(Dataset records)
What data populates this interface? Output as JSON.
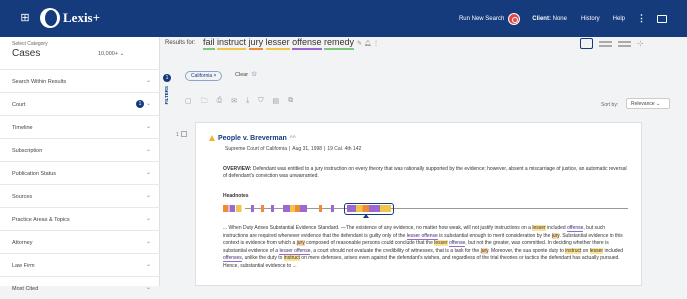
{
  "topbar": {
    "brand": "Lexis+",
    "brand_sup": "",
    "run_new_search": "Run New Search",
    "client_label": "Client:",
    "client_value": "None",
    "history": "History",
    "help": "Help",
    "kebab": "⋮"
  },
  "sidebar": {
    "select_category": "Select Category",
    "category": "Cases",
    "category_count": "10,000+",
    "items": [
      {
        "label": "Search Within Results",
        "badge": ""
      },
      {
        "label": "Court",
        "badge": "1"
      },
      {
        "label": "Timeline",
        "badge": ""
      },
      {
        "label": "Subscription",
        "badge": ""
      },
      {
        "label": "Publication Status",
        "badge": ""
      },
      {
        "label": "Sources",
        "badge": ""
      },
      {
        "label": "Practice Areas & Topics",
        "badge": ""
      },
      {
        "label": "Attorney",
        "badge": ""
      },
      {
        "label": "Law Firm",
        "badge": ""
      },
      {
        "label": "Most Cited",
        "badge": ""
      }
    ]
  },
  "filter_strip": {
    "count": "1",
    "label": "FILTERS"
  },
  "results": {
    "label": "Results for:",
    "query_terms": [
      "fail",
      "instruct",
      "jury",
      "lesser",
      "offense",
      "remedy"
    ],
    "query_colors": [
      "green",
      "yellow",
      "orange",
      "yellow",
      "purple",
      "green"
    ]
  },
  "chips": {
    "active": "California ×",
    "clear": "Clear"
  },
  "sort": {
    "label": "Sort by:",
    "value": "Relevance"
  },
  "card": {
    "title": "People v. Breverman",
    "title_sup": "AA",
    "court": "Supreme Court of California",
    "date": "Aug 31, 1998",
    "cite": "19 Cal. 4th 142",
    "overview_label": "OVERVIEW:",
    "overview_text": "Defendant was entitled to a jury instruction on every theory that was rationally supported by the evidence; however, absent a miscarriage of justice, an automatic reversal of defendant's conviction was unwarranted.",
    "headnotes_label": "Headnotes",
    "excerpt": [
      {
        "t": "... When Duty Arises Substantial Evidence Standard. —The existence of any evidence, no matter how weak, will not justify instructions on a ",
        "c": ""
      },
      {
        "t": "lesser",
        "c": "e-yel"
      },
      {
        "t": " included ",
        "c": ""
      },
      {
        "t": "offense",
        "c": "e-pur"
      },
      {
        "t": ", but such instructions are required whenever evidence that the defendant is guilty only of the ",
        "c": ""
      },
      {
        "t": "lesser offense",
        "c": "e-pur"
      },
      {
        "t": " is substantial enough to merit consideration by the ",
        "c": ""
      },
      {
        "t": "jury",
        "c": "e-org"
      },
      {
        "t": ". Substantial evidence in this context is evidence from which a ",
        "c": ""
      },
      {
        "t": "jury",
        "c": "e-org"
      },
      {
        "t": " composed of reasonable persons could conclude that the ",
        "c": ""
      },
      {
        "t": "lesser",
        "c": "e-yel"
      },
      {
        "t": " ",
        "c": ""
      },
      {
        "t": "offense",
        "c": "e-pur"
      },
      {
        "t": ", but not the greater, was committed. In deciding whether there is substantial evidence of a ",
        "c": ""
      },
      {
        "t": "lesser offense",
        "c": "e-pur"
      },
      {
        "t": ", a court should not evaluate the credibility of witnesses, that is a task for the ",
        "c": ""
      },
      {
        "t": "jury",
        "c": "e-org"
      },
      {
        "t": ". Moreover, the sua sponte duty to ",
        "c": ""
      },
      {
        "t": "instruct",
        "c": "e-yel"
      },
      {
        "t": " on ",
        "c": ""
      },
      {
        "t": "lesser",
        "c": "e-yel"
      },
      {
        "t": " included ",
        "c": ""
      },
      {
        "t": "offenses",
        "c": "e-pur"
      },
      {
        "t": ", unlike the duty to ",
        "c": ""
      },
      {
        "t": "instruct",
        "c": "e-yel"
      },
      {
        "t": " on mere defenses, arises even against the defendant's wishes, and regardless of the trial theories or tactics the defendant has actually pursued. Hence, substantial evidence to ...",
        "c": ""
      }
    ]
  },
  "colors": {
    "topbar": "#163b7d",
    "accent": "#163b7d",
    "hl_green": "#7dc67d",
    "hl_yellow": "#f0c64a",
    "hl_orange": "#f08a3a",
    "hl_purple": "#9a6ad0"
  },
  "icons": [
    "apps-grid-icon",
    "search-icon",
    "more-vert-icon",
    "message-icon",
    "edit-icon",
    "alert-icon",
    "star-icon",
    "folder-icon",
    "print-icon",
    "email-icon",
    "download-icon",
    "bookmark-icon",
    "document-icon",
    "copy-icon",
    "chevron-down-icon",
    "warning-icon"
  ],
  "checkbox_label": "1"
}
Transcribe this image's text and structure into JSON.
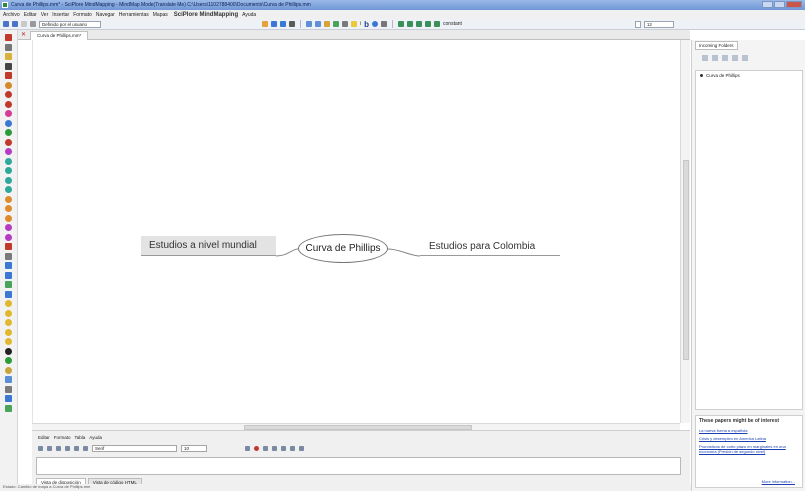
{
  "window": {
    "title": "Curva de Phillips.mm* - SciPlore MindMapping - MindMap Mode(Translate Me) C:\\Users\\1102788400\\Documents\\Curva de Phillips.mm"
  },
  "menubar": {
    "items": [
      "Archivo",
      "Editar",
      "Ver",
      "Insertar",
      "Formato",
      "Navegar",
      "Herramientas",
      "Mapas",
      "Ayuda"
    ],
    "brand": "SciPlore MindMapping"
  },
  "toolbar": {
    "style_combo": "Definido por el usuario",
    "font_size_combo": "12",
    "color_label": "constant"
  },
  "tabs": {
    "document_tab": "Curva de Phillips.mm*"
  },
  "mindmap": {
    "root": "Curva de Phillips",
    "left_child": "Estudios a nivel mundial",
    "right_child": "Estudios para Colombia"
  },
  "bottom_panel": {
    "menu": [
      "Editar",
      "Formato",
      "Tabla",
      "Ayuda"
    ],
    "font_combo": "Serif",
    "size_combo": "10",
    "tabs": [
      "Vista de disposición",
      "Vista de código HTML"
    ]
  },
  "right_panel": {
    "tab_label": "Incoming Folders",
    "tree_item": "Curva de Phillips",
    "papers_header": "These papers might be of interest",
    "links": [
      "La nueva forma a española",
      "Crisis y desempleo en America Latina",
      "Pronósticos de corto plazo en marginales en una economía (Presión de segundo nivel)"
    ],
    "more": "More information..."
  },
  "status_bar": {
    "text": "Estado: Cambio de mapa a Curva de Phillips.mm"
  },
  "colors": {
    "titlebar": "#6f97d6",
    "link": "#1a3fb0",
    "node_fill": "#e3e3e3"
  }
}
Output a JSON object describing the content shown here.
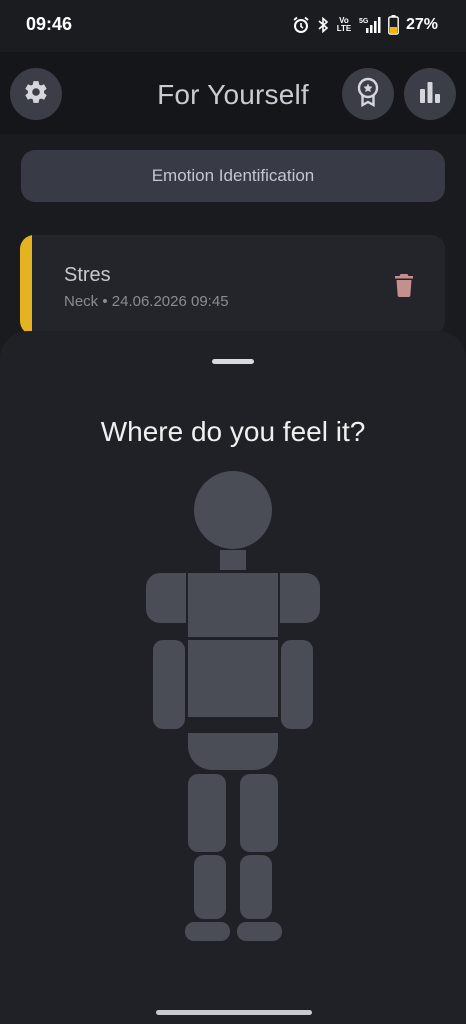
{
  "status_bar": {
    "time": "09:46",
    "network": "5G",
    "volte": "Vo LTE",
    "battery_percent": "27%",
    "icons": [
      "alarm-icon",
      "bluetooth-icon",
      "volte-icon",
      "signal-icon",
      "battery-icon"
    ]
  },
  "header": {
    "title": "For Yourself",
    "left_icon": "gear-icon",
    "right_icons": [
      "award-icon",
      "bar-chart-icon"
    ]
  },
  "emotion_button": {
    "label": "Emotion Identification"
  },
  "entry": {
    "title": "Stres",
    "subtitle": "Neck • 24.06.2026 09:45",
    "accent_color": "#e3b321",
    "action_icon": "trash-icon"
  },
  "sheet": {
    "question": "Where do you feel it?",
    "body_parts": [
      "head",
      "neck",
      "left-shoulder",
      "right-shoulder",
      "chest",
      "left-arm",
      "right-arm",
      "abdomen",
      "pelvis",
      "left-thigh",
      "right-thigh",
      "left-shin",
      "right-shin",
      "left-foot",
      "right-foot"
    ]
  },
  "colors": {
    "background": "#1a1b1e",
    "body_part": "#4a4d56",
    "button": "#383b45",
    "accent": "#e3b321",
    "trash": "#c58f8f"
  }
}
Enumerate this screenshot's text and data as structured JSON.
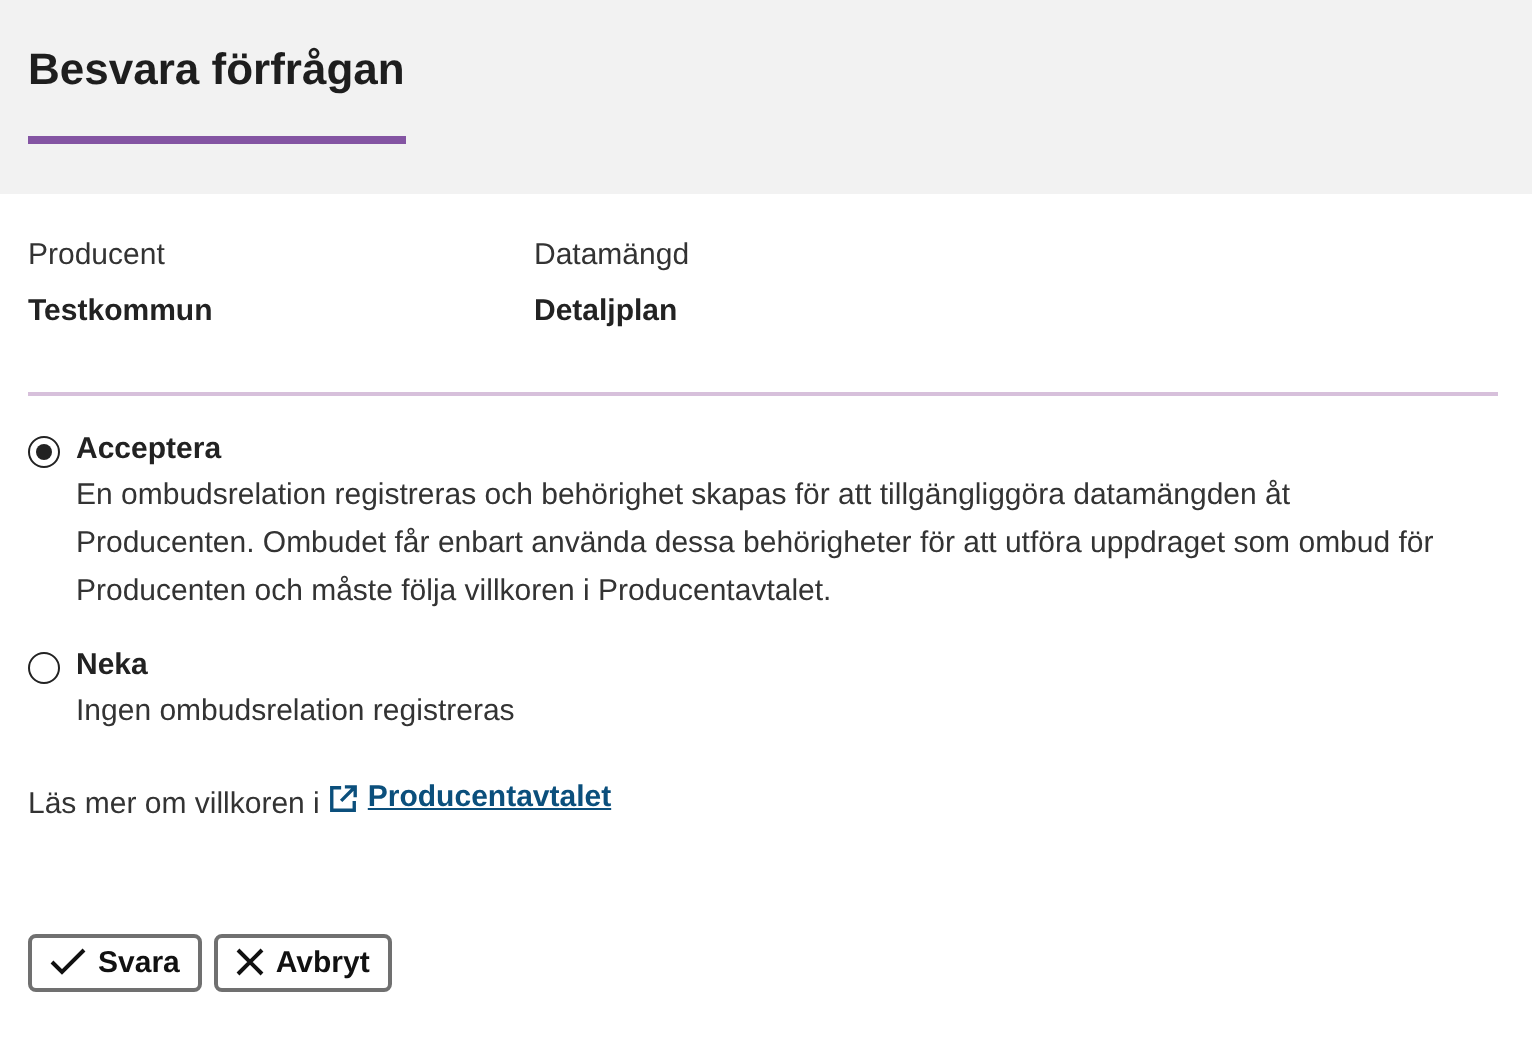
{
  "header": {
    "title": "Besvara förfrågan"
  },
  "fields": [
    {
      "label": "Producent",
      "value": "Testkommun"
    },
    {
      "label": "Datamängd",
      "value": "Detaljplan"
    }
  ],
  "options": [
    {
      "label": "Acceptera",
      "description": "En ombudsrelation registreras och behörighet skapas för att tillgängliggöra datamängden åt Producenten. Ombudet får enbart använda dessa behörigheter för att utföra uppdraget som ombud för Producenten och måste följa villkoren i Producentavtalet.",
      "selected": true
    },
    {
      "label": "Neka",
      "description": "Ingen ombudsrelation registreras",
      "selected": false
    }
  ],
  "terms": {
    "text": "Läs mer om villkoren i",
    "link": "Producentavtalet"
  },
  "buttons": [
    {
      "kind": "confirm",
      "label": "Svara"
    },
    {
      "kind": "cancel",
      "label": "Avbryt"
    }
  ]
}
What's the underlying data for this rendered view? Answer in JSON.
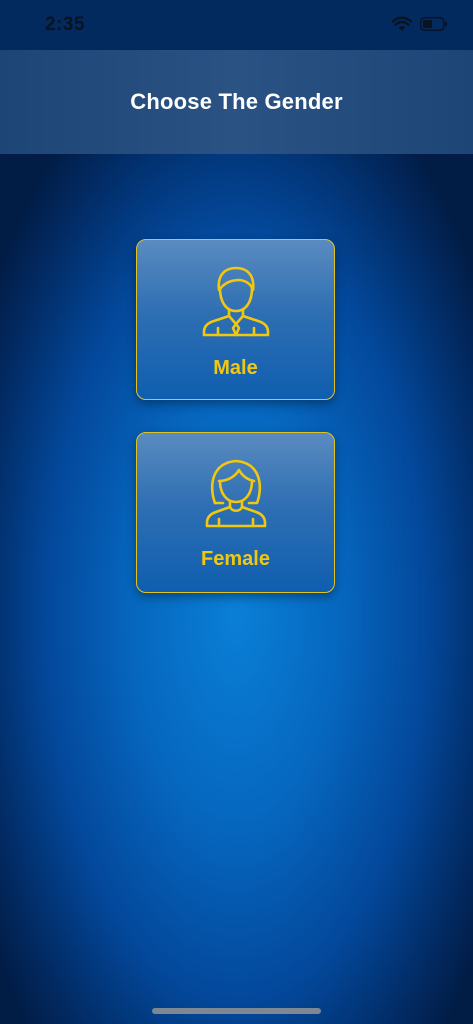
{
  "status_bar": {
    "time": "2:35",
    "icons": [
      "wifi-icon",
      "battery-icon"
    ]
  },
  "header": {
    "title": "Choose The Gender"
  },
  "options": [
    {
      "label": "Male",
      "icon": "male-avatar-icon"
    },
    {
      "label": "Female",
      "icon": "female-avatar-icon"
    }
  ],
  "colors": {
    "accent_yellow": "#f2c80f",
    "card_border": "#e1c21e",
    "header_bg": "#254d7d",
    "background_center": "#0a7fd6",
    "background_edge": "#011c45"
  }
}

▶ _To be done_
Gather up the lines that contain the word "What".

▶ _Result of the task_
What data populates this interface? Output as JSON.
What's the underlying data for this rendered view? Answer in JSON.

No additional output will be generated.